(Records)

Begin

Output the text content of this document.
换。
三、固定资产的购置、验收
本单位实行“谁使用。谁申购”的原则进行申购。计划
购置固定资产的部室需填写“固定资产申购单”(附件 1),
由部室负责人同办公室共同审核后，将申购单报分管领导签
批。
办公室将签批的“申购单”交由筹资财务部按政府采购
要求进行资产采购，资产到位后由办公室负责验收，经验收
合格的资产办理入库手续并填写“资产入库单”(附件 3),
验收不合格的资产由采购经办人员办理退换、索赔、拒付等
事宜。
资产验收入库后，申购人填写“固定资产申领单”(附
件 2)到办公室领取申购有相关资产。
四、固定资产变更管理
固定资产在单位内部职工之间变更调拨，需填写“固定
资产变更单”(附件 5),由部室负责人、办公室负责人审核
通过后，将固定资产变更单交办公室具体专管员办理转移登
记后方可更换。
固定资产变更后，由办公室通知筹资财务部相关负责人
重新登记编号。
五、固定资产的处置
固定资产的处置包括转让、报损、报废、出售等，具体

End

# Your goal
Repeat all of the records above exactly as written.

# Task answer
Output the text content of this document.
换。
三、固定资产的购置、验收
本单位实行“谁使用。谁申购”的原则进行申购。计划
购置固定资产的部室需填写“固定资产申购单”(附件 1),
由部室负责人同办公室共同审核后，将申购单报分管领导签
批。
办公室将签批的“申购单”交由筹资财务部按政府采购
要求进行资产采购，资产到位后由办公室负责验收，经验收
合格的资产办理入库手续并填写“资产入库单”(附件 3),
验收不合格的资产由采购经办人员办理退换、索赔、拒付等
事宜。
资产验收入库后，申购人填写“固定资产申领单”(附
件 2)到办公室领取申购有相关资产。
四、固定资产变更管理
固定资产在单位内部职工之间变更调拨，需填写“固定
资产变更单”(附件 5),由部室负责人、办公室负责人审核
通过后，将固定资产变更单交办公室具体专管员办理转移登
记后方可更换。
固定资产变更后，由办公室通知筹资财务部相关负责人
重新登记编号。
五、固定资产的处置
固定资产的处置包括转让、报损、报废、出售等，具体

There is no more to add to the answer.